---------- EXTRACTED DATA ----------
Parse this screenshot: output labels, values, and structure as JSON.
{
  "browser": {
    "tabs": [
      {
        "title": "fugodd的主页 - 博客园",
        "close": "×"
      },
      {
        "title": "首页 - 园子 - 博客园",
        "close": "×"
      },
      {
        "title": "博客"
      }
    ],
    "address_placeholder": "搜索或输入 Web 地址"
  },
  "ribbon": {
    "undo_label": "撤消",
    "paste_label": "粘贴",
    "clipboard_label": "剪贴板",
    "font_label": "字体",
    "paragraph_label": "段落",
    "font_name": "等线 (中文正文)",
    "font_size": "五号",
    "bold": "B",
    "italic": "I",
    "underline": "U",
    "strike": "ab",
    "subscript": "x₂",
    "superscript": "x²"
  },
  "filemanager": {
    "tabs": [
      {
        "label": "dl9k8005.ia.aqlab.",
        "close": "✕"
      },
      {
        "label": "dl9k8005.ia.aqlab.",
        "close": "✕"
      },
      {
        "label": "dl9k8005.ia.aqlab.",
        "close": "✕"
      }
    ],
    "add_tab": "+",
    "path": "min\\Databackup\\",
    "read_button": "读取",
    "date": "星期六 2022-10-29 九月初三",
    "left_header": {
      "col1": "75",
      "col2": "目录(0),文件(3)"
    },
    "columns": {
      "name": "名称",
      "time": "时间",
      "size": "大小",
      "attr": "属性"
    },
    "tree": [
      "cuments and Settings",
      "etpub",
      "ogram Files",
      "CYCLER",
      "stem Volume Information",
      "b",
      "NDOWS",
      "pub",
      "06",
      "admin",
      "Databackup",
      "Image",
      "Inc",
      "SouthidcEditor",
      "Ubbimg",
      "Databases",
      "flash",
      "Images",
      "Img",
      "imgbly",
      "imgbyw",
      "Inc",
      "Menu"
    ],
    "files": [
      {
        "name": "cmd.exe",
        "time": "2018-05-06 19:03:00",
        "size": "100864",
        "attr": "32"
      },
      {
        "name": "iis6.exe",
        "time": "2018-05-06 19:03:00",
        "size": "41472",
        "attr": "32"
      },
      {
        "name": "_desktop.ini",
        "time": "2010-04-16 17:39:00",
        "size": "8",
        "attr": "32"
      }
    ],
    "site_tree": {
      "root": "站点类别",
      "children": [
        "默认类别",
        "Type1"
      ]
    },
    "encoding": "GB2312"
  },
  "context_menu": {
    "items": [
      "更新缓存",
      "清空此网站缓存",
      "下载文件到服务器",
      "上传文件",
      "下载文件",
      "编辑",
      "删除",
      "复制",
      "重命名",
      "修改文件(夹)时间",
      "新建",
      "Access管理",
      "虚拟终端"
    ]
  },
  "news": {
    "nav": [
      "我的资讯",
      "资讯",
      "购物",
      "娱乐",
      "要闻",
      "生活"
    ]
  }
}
----------
Restate the listing above word for word.

Parse this screenshot: output labels, values, and structure as JSON.
{
  "browser": {
    "tabs": [
      {
        "title": "fugodd的主页 - 博客园",
        "close": "×"
      },
      {
        "title": "首页 - 园子 - 博客园",
        "close": "×"
      },
      {
        "title": "博客"
      }
    ],
    "address_placeholder": "搜索或输入 Web 地址"
  },
  "ribbon": {
    "undo_label": "撤消",
    "paste_label": "粘贴",
    "clipboard_label": "剪贴板",
    "font_label": "字体",
    "paragraph_label": "段落",
    "font_name": "等线 (中文正文)",
    "font_size": "五号",
    "bold": "B",
    "italic": "I",
    "underline": "U",
    "strike": "ab",
    "subscript": "x₂",
    "superscript": "x²"
  },
  "filemanager": {
    "tabs": [
      {
        "label": "dl9k8005.ia.aqlab.",
        "close": "✕"
      },
      {
        "label": "dl9k8005.ia.aqlab.",
        "close": "✕"
      },
      {
        "label": "dl9k8005.ia.aqlab.",
        "close": "✕"
      }
    ],
    "add_tab": "+",
    "path": "min\\Databackup\\",
    "read_button": "读取",
    "date": "星期六 2022-10-29 九月初三",
    "left_header": {
      "col1": "75",
      "col2": "目录(0),文件(3)"
    },
    "columns": {
      "name": "名称",
      "time": "时间",
      "size": "大小",
      "attr": "属性"
    },
    "tree": [
      "cuments and Settings",
      "etpub",
      "ogram Files",
      "CYCLER",
      "stem Volume Information",
      "b",
      "NDOWS",
      "pub",
      "06",
      "admin",
      "Databackup",
      "Image",
      "Inc",
      "SouthidcEditor",
      "Ubbimg",
      "Databases",
      "flash",
      "Images",
      "Img",
      "imgbly",
      "imgbyw",
      "Inc",
      "Menu"
    ],
    "files": [
      {
        "name": "cmd.exe",
        "time": "2018-05-06 19:03:00",
        "size": "100864",
        "attr": "32"
      },
      {
        "name": "iis6.exe",
        "time": "2018-05-06 19:03:00",
        "size": "41472",
        "attr": "32"
      },
      {
        "name": "_desktop.ini",
        "time": "2010-04-16 17:39:00",
        "size": "8",
        "attr": "32"
      }
    ],
    "site_tree": {
      "root": "站点类别",
      "children": [
        "默认类别",
        "Type1"
      ]
    },
    "encoding": "GB2312"
  },
  "context_menu": {
    "items": [
      "更新缓存",
      "清空此网站缓存",
      "下载文件到服务器",
      "上传文件",
      "下载文件",
      "编辑",
      "删除",
      "复制",
      "重命名",
      "修改文件(夹)时间",
      "新建",
      "Access管理",
      "虚拟终端"
    ]
  },
  "news": {
    "nav": [
      "我的资讯",
      "资讯",
      "购物",
      "娱乐",
      "要闻",
      "生活"
    ]
  }
}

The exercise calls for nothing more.